Dataset items |
• • • • • • •

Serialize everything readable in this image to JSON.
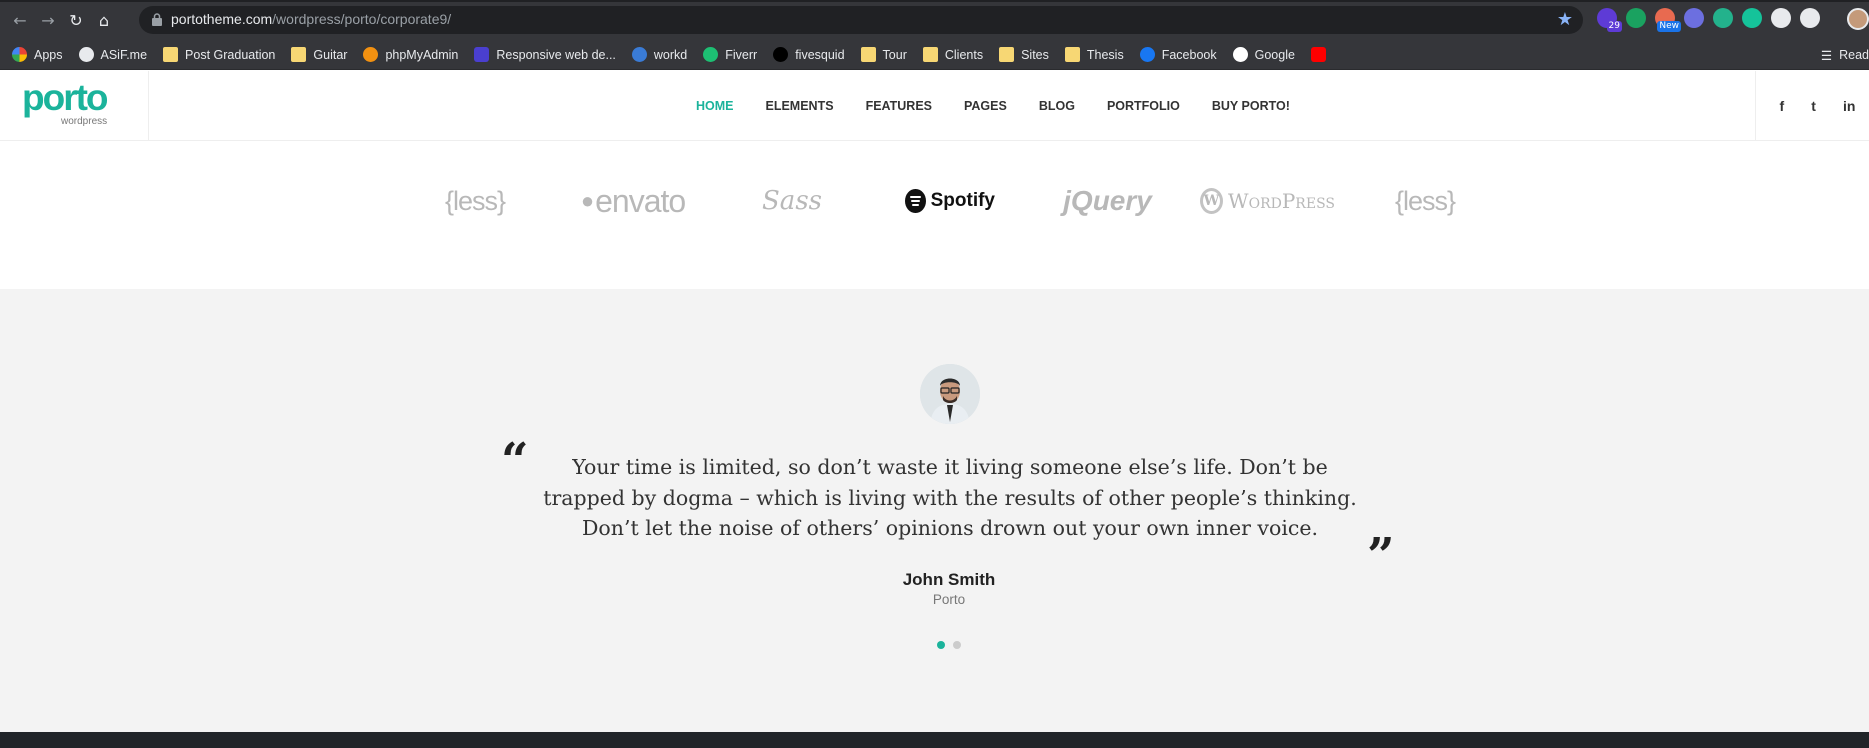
{
  "browser": {
    "url_host": "portotheme.com",
    "url_path": "/wordpress/porto/corporate9/",
    "extensions": [
      {
        "name": "graduation-cap-icon",
        "badge": "29",
        "color": "#5e3bd6"
      },
      {
        "name": "refresh-green-icon",
        "badge": "",
        "color": "#1aa260"
      },
      {
        "name": "rainbow-icon",
        "badge": "New",
        "color": "#e86a50"
      },
      {
        "name": "pen-icon",
        "badge": "",
        "color": "#6c6fe0"
      },
      {
        "name": "plant-icon",
        "badge": "",
        "color": "#23b28c"
      },
      {
        "name": "grammarly-icon",
        "badge": "",
        "color": "#15c39a"
      },
      {
        "name": "puzzle-icon",
        "badge": "",
        "color": "#e8eaed"
      },
      {
        "name": "media-queue-icon",
        "badge": "",
        "color": "#e8eaed"
      }
    ]
  },
  "bookmarks": [
    {
      "label": "Apps",
      "icon": "apps-grid-icon"
    },
    {
      "label": "ASiF.me",
      "icon": "globe-icon"
    },
    {
      "label": "Post Graduation",
      "icon": "folder-icon"
    },
    {
      "label": "Guitar",
      "icon": "folder-icon"
    },
    {
      "label": "phpMyAdmin",
      "icon": "phpmyadmin-icon"
    },
    {
      "label": "Responsive web de...",
      "icon": "w-icon"
    },
    {
      "label": "workd",
      "icon": "workd-icon"
    },
    {
      "label": "Fiverr",
      "icon": "fiverr-icon"
    },
    {
      "label": "fivesquid",
      "icon": "f-icon"
    },
    {
      "label": "Tour",
      "icon": "folder-icon"
    },
    {
      "label": "Clients",
      "icon": "folder-icon"
    },
    {
      "label": "Sites",
      "icon": "folder-icon"
    },
    {
      "label": "Thesis",
      "icon": "folder-icon"
    },
    {
      "label": "Facebook",
      "icon": "facebook-icon"
    },
    {
      "label": "Google",
      "icon": "google-icon"
    },
    {
      "label": "",
      "icon": "youtube-icon"
    }
  ],
  "reading_list_label": "Read",
  "site": {
    "logo": "porto",
    "logo_sub": "wordpress",
    "nav": [
      "HOME",
      "ELEMENTS",
      "FEATURES",
      "PAGES",
      "BLOG",
      "PORTFOLIO",
      "BUY PORTO!"
    ],
    "nav_active": "HOME",
    "social": [
      "f",
      "t",
      "in"
    ]
  },
  "clients": [
    "{less}",
    "envato",
    "Sass",
    "Spotify",
    "jQuery",
    "WordPress",
    "{less}"
  ],
  "testimonial": {
    "quote_open": "“",
    "quote_close": "”",
    "text": "Your time is limited, so don’t waste it living someone else’s life. Don’t be trapped by dogma – which is living with the results of other people’s thinking. Don’t let the noise of others’ opinions drown out your own inner voice.",
    "name": "John Smith",
    "company": "Porto",
    "slides": 2,
    "active_slide": 1
  },
  "colors": {
    "accent": "#1bb39b",
    "chrome_bg": "#35363a",
    "testimonial_bg": "#f3f3f3"
  }
}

• • • • • • •

Exercise |
Your task is to repeat the material above exactly, without its pictures.

Reply to the exercise |
Serialize everything readable in this image to JSON.
{
  "browser": {
    "url_host": "portotheme.com",
    "url_path": "/wordpress/porto/corporate9/",
    "extensions": [
      {
        "name": "graduation-cap-icon",
        "badge": "29",
        "color": "#5e3bd6"
      },
      {
        "name": "refresh-green-icon",
        "badge": "",
        "color": "#1aa260"
      },
      {
        "name": "rainbow-icon",
        "badge": "New",
        "color": "#e86a50"
      },
      {
        "name": "pen-icon",
        "badge": "",
        "color": "#6c6fe0"
      },
      {
        "name": "plant-icon",
        "badge": "",
        "color": "#23b28c"
      },
      {
        "name": "grammarly-icon",
        "badge": "",
        "color": "#15c39a"
      },
      {
        "name": "puzzle-icon",
        "badge": "",
        "color": "#e8eaed"
      },
      {
        "name": "media-queue-icon",
        "badge": "",
        "color": "#e8eaed"
      }
    ]
  },
  "bookmarks": [
    {
      "label": "Apps",
      "icon": "apps-grid-icon"
    },
    {
      "label": "ASiF.me",
      "icon": "globe-icon"
    },
    {
      "label": "Post Graduation",
      "icon": "folder-icon"
    },
    {
      "label": "Guitar",
      "icon": "folder-icon"
    },
    {
      "label": "phpMyAdmin",
      "icon": "phpmyadmin-icon"
    },
    {
      "label": "Responsive web de...",
      "icon": "w-icon"
    },
    {
      "label": "workd",
      "icon": "workd-icon"
    },
    {
      "label": "Fiverr",
      "icon": "fiverr-icon"
    },
    {
      "label": "fivesquid",
      "icon": "f-icon"
    },
    {
      "label": "Tour",
      "icon": "folder-icon"
    },
    {
      "label": "Clients",
      "icon": "folder-icon"
    },
    {
      "label": "Sites",
      "icon": "folder-icon"
    },
    {
      "label": "Thesis",
      "icon": "folder-icon"
    },
    {
      "label": "Facebook",
      "icon": "facebook-icon"
    },
    {
      "label": "Google",
      "icon": "google-icon"
    },
    {
      "label": "",
      "icon": "youtube-icon"
    }
  ],
  "reading_list_label": "Read",
  "site": {
    "logo": "porto",
    "logo_sub": "wordpress",
    "nav": [
      "HOME",
      "ELEMENTS",
      "FEATURES",
      "PAGES",
      "BLOG",
      "PORTFOLIO",
      "BUY PORTO!"
    ],
    "nav_active": "HOME",
    "social": [
      "f",
      "t",
      "in"
    ]
  },
  "clients": [
    "{less}",
    "envato",
    "Sass",
    "Spotify",
    "jQuery",
    "WordPress",
    "{less}"
  ],
  "testimonial": {
    "quote_open": "“",
    "quote_close": "”",
    "text": "Your time is limited, so don’t waste it living someone else’s life. Don’t be trapped by dogma – which is living with the results of other people’s thinking. Don’t let the noise of others’ opinions drown out your own inner voice.",
    "name": "John Smith",
    "company": "Porto",
    "slides": 2,
    "active_slide": 1
  },
  "colors": {
    "accent": "#1bb39b",
    "chrome_bg": "#35363a",
    "testimonial_bg": "#f3f3f3"
  }
}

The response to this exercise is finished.